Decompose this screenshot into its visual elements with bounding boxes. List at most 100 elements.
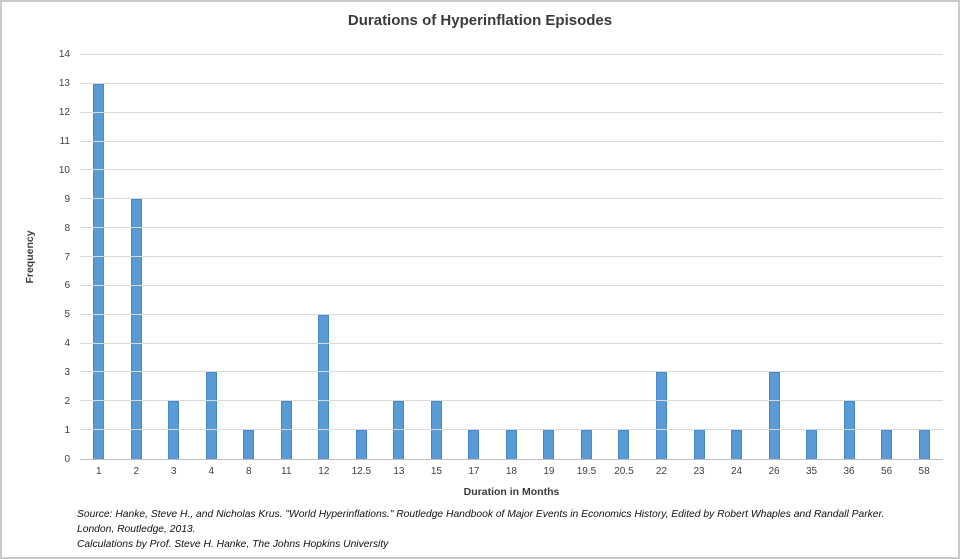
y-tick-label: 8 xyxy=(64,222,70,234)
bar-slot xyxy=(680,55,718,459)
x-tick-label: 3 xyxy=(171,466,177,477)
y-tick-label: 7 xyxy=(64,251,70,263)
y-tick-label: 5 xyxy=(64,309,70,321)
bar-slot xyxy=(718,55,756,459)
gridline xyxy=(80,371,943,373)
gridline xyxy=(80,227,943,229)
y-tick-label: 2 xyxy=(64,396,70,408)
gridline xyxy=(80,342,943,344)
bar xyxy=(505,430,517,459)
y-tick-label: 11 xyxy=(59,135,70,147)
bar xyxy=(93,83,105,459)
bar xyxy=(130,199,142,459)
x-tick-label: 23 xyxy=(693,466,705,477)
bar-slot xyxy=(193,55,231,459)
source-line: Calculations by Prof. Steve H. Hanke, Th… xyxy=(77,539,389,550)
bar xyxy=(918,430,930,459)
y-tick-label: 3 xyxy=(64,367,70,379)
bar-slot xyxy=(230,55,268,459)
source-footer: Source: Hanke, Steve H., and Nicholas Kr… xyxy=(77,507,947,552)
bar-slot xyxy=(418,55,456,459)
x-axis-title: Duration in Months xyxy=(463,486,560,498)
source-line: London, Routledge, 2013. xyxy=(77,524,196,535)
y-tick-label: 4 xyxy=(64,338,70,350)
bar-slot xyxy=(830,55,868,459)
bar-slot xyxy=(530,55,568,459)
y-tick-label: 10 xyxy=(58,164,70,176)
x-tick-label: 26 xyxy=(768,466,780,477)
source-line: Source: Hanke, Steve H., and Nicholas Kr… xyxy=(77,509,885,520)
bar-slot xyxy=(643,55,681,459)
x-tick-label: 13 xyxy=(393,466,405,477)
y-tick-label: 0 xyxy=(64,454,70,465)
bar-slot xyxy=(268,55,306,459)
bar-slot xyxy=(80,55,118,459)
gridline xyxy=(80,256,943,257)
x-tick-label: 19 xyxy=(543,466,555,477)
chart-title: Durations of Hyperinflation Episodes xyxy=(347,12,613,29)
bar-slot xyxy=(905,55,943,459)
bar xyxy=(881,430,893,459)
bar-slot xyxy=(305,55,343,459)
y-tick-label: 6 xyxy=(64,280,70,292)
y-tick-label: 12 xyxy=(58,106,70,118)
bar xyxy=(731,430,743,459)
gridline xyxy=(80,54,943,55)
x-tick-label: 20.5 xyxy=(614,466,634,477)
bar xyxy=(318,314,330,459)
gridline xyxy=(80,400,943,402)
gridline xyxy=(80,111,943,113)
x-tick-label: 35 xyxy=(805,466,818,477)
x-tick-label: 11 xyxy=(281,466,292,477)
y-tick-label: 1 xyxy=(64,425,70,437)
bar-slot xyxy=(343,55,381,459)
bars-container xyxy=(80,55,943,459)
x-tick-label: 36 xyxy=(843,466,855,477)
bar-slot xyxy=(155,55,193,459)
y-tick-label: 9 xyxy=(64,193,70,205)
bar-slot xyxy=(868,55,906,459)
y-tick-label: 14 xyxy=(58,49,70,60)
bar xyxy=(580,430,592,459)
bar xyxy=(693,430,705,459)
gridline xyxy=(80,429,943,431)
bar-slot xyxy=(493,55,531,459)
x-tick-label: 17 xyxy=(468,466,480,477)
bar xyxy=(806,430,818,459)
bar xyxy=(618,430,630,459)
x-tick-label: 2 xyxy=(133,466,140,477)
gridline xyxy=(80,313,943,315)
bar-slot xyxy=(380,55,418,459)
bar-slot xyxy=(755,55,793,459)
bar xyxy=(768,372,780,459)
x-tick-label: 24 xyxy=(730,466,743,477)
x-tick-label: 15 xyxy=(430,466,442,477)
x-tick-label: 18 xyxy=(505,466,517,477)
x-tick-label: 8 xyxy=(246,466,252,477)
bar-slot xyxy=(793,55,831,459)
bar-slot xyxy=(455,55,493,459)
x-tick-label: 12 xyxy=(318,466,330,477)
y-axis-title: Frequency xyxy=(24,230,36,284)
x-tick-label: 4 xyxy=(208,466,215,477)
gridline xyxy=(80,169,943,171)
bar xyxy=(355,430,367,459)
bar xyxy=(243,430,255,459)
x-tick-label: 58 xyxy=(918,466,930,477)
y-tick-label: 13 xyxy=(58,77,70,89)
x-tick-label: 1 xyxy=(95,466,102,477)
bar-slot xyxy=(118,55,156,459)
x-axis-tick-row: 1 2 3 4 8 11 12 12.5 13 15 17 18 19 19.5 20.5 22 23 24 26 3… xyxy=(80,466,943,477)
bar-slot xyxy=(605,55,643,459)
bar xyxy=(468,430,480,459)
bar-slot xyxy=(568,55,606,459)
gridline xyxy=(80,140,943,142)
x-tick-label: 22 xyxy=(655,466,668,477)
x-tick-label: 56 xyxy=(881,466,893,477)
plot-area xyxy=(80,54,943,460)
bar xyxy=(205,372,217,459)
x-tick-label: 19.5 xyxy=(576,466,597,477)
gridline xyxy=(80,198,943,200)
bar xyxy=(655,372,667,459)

- [REQUIRED TASK]
Revise the entries above by changing every "gridline" to "grid line" and leaving everything else unchanged. Omit the pictures from your answer.

- [SOLUTION FOR THIS PROBLEM]
Decompose this screenshot into its visual elements with bounding boxes. List at most 100 elements.
y-tick-label: 8 xyxy=(64,222,70,234)
bar-slot xyxy=(680,55,718,459)
x-tick-label: 3 xyxy=(171,466,177,477)
y-tick-label: 7 xyxy=(64,251,70,263)
y-tick-label: 5 xyxy=(64,309,70,321)
bar-slot xyxy=(718,55,756,459)
grid line xyxy=(80,371,943,373)
grid line xyxy=(80,227,943,229)
y-tick-label: 2 xyxy=(64,396,70,408)
grid line xyxy=(80,342,943,344)
bar xyxy=(505,430,517,459)
y-tick-label: 11 xyxy=(59,135,70,147)
bar xyxy=(93,83,105,459)
bar xyxy=(130,199,142,459)
x-tick-label: 23 xyxy=(693,466,705,477)
bar-slot xyxy=(193,55,231,459)
source-line: Calculations by Prof. Steve H. Hanke, Th… xyxy=(77,539,389,550)
bar xyxy=(918,430,930,459)
y-tick-label: 3 xyxy=(64,367,70,379)
bar-slot xyxy=(230,55,268,459)
source-footer: Source: Hanke, Steve H., and Nicholas Kr… xyxy=(77,507,947,552)
bar-slot xyxy=(418,55,456,459)
x-axis-title: Duration in Months xyxy=(463,486,560,498)
source-line: London, Routledge, 2013. xyxy=(77,524,196,535)
y-tick-label: 4 xyxy=(64,338,70,350)
bar-slot xyxy=(830,55,868,459)
bar-slot xyxy=(530,55,568,459)
y-tick-label: 10 xyxy=(58,164,70,176)
x-tick-label: 26 xyxy=(768,466,780,477)
source-line: Source: Hanke, Steve H., and Nicholas Kr… xyxy=(77,509,885,520)
bar-slot xyxy=(643,55,681,459)
x-tick-label: 13 xyxy=(393,466,405,477)
y-tick-label: 0 xyxy=(64,454,70,465)
bar-slot xyxy=(268,55,306,459)
bar-slot xyxy=(80,55,118,459)
grid line xyxy=(80,256,943,257)
x-tick-label: 19 xyxy=(543,466,555,477)
chart-title: Durations of Hyperinflation Episodes xyxy=(347,12,613,29)
bar-slot xyxy=(905,55,943,459)
bar xyxy=(881,430,893,459)
bar-slot xyxy=(305,55,343,459)
y-tick-label: 6 xyxy=(64,280,70,292)
y-tick-label: 12 xyxy=(58,106,70,118)
bar xyxy=(731,430,743,459)
grid line xyxy=(80,54,943,55)
x-tick-label: 20.5 xyxy=(614,466,634,477)
bar xyxy=(318,314,330,459)
grid line xyxy=(80,400,943,402)
grid line xyxy=(80,111,943,113)
x-tick-label: 35 xyxy=(805,466,818,477)
x-tick-label: 11 xyxy=(281,466,292,477)
y-tick-label: 1 xyxy=(64,425,70,437)
bar-slot xyxy=(343,55,381,459)
bars-container xyxy=(80,55,943,459)
x-tick-label: 36 xyxy=(843,466,855,477)
bar-slot xyxy=(155,55,193,459)
y-tick-label: 9 xyxy=(64,193,70,205)
bar-slot xyxy=(868,55,906,459)
y-tick-label: 14 xyxy=(58,49,70,60)
bar xyxy=(580,430,592,459)
bar xyxy=(693,430,705,459)
grid line xyxy=(80,429,943,431)
bar-slot xyxy=(493,55,531,459)
x-tick-label: 17 xyxy=(468,466,480,477)
bar xyxy=(806,430,818,459)
bar xyxy=(618,430,630,459)
x-tick-label: 2 xyxy=(133,466,140,477)
grid line xyxy=(80,313,943,315)
bar-slot xyxy=(380,55,418,459)
bar-slot xyxy=(755,55,793,459)
bar xyxy=(768,372,780,459)
x-tick-label: 24 xyxy=(730,466,743,477)
x-tick-label: 15 xyxy=(430,466,442,477)
x-tick-label: 18 xyxy=(505,466,517,477)
x-tick-label: 8 xyxy=(246,466,252,477)
bar-slot xyxy=(793,55,831,459)
bar-slot xyxy=(455,55,493,459)
x-tick-label: 12 xyxy=(318,466,330,477)
y-axis-title: Frequency xyxy=(24,230,36,284)
x-tick-label: 4 xyxy=(208,466,215,477)
grid line xyxy=(80,169,943,171)
bar xyxy=(355,430,367,459)
bar xyxy=(243,430,255,459)
x-tick-label: 58 xyxy=(918,466,930,477)
y-tick-label: 13 xyxy=(58,77,70,89)
x-tick-label: 1 xyxy=(95,466,102,477)
bar-slot xyxy=(118,55,156,459)
x-axis-tick-row: 1 2 3 4 8 11 12 12.5 13 15 17 18 19 19.5 20.5 22 23 24 26 3… xyxy=(80,466,943,477)
bar-slot xyxy=(605,55,643,459)
bar xyxy=(468,430,480,459)
bar-slot xyxy=(568,55,606,459)
grid line xyxy=(80,140,943,142)
x-tick-label: 22 xyxy=(655,466,668,477)
x-tick-label: 56 xyxy=(881,466,893,477)
plot-area xyxy=(80,54,943,460)
bar xyxy=(205,372,217,459)
x-tick-label: 19.5 xyxy=(576,466,597,477)
grid line xyxy=(80,198,943,200)
bar xyxy=(655,372,667,459)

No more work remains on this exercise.